Recorded data
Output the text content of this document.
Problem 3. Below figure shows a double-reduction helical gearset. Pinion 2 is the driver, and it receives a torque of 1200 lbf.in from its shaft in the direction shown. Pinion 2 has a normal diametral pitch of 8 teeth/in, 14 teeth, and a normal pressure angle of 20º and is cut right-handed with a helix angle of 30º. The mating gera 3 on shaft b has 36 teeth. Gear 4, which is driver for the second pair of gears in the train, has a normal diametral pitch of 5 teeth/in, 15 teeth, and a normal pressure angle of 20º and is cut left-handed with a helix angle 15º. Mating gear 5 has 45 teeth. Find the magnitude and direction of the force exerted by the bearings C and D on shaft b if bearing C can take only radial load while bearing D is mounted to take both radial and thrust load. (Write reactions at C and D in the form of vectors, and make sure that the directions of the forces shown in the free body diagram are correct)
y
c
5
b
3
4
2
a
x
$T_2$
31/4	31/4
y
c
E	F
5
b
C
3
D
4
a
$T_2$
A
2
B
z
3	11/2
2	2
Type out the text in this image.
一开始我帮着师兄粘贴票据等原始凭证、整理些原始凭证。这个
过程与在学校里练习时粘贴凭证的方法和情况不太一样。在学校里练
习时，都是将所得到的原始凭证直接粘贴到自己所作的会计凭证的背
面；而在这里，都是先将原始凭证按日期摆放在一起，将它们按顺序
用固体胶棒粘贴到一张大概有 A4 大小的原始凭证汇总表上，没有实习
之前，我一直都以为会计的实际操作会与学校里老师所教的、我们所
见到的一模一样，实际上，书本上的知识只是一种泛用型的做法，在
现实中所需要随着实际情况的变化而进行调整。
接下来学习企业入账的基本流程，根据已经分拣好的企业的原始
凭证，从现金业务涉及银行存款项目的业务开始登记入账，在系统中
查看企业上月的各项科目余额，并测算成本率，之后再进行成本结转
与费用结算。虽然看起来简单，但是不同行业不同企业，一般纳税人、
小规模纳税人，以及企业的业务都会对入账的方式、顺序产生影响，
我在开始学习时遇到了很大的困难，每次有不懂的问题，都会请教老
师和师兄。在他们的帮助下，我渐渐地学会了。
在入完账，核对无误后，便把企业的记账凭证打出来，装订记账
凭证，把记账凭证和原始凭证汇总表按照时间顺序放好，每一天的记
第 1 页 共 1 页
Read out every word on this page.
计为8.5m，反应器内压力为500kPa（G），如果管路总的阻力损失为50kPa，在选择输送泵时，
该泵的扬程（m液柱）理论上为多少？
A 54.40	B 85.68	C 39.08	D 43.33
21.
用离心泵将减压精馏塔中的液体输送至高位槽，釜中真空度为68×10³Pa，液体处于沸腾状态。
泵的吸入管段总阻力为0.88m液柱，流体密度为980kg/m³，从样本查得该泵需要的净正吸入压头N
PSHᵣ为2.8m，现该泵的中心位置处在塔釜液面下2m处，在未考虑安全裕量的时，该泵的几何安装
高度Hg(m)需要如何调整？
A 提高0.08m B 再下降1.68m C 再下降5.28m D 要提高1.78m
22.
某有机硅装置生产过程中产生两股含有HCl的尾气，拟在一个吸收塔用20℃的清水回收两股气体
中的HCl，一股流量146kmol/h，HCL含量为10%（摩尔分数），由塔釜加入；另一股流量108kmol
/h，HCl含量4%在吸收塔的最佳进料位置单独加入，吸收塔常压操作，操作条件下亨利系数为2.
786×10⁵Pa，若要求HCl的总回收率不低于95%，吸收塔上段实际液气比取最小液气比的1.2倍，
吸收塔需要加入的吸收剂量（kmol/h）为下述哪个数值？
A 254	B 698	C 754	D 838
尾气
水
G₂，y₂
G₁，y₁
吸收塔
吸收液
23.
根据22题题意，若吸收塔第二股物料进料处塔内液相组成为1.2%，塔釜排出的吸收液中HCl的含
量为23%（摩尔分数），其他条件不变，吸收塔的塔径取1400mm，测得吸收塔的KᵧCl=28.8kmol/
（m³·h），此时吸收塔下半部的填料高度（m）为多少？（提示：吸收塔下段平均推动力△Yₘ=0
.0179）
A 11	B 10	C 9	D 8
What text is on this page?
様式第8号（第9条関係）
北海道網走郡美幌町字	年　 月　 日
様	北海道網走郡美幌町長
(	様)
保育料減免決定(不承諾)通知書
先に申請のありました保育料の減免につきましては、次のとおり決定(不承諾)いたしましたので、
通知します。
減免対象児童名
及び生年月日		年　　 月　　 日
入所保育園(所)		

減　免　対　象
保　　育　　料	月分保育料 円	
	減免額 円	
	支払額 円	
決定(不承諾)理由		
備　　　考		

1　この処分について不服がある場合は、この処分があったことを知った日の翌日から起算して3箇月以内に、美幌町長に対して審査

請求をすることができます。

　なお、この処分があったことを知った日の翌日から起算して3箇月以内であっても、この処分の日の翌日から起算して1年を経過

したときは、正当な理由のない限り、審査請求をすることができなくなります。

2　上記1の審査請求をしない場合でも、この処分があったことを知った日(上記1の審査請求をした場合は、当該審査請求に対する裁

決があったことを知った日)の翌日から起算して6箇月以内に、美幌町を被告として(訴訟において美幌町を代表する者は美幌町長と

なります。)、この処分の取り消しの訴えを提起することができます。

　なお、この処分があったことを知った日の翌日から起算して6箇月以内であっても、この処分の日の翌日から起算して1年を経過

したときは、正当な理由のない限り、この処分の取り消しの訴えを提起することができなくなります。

What is needed:
Copy out every line in the entries above that holds "摩尔分数".

Response:
中的HCl，一股流量146kmol/h，HCL含量为10%（摩尔分数），由塔釜加入；另一股流量108kmol
量为23%（摩尔分数），其他条件不变，吸收塔的塔径取1400mm，测得吸收塔的KᵧCl=28.8kmol/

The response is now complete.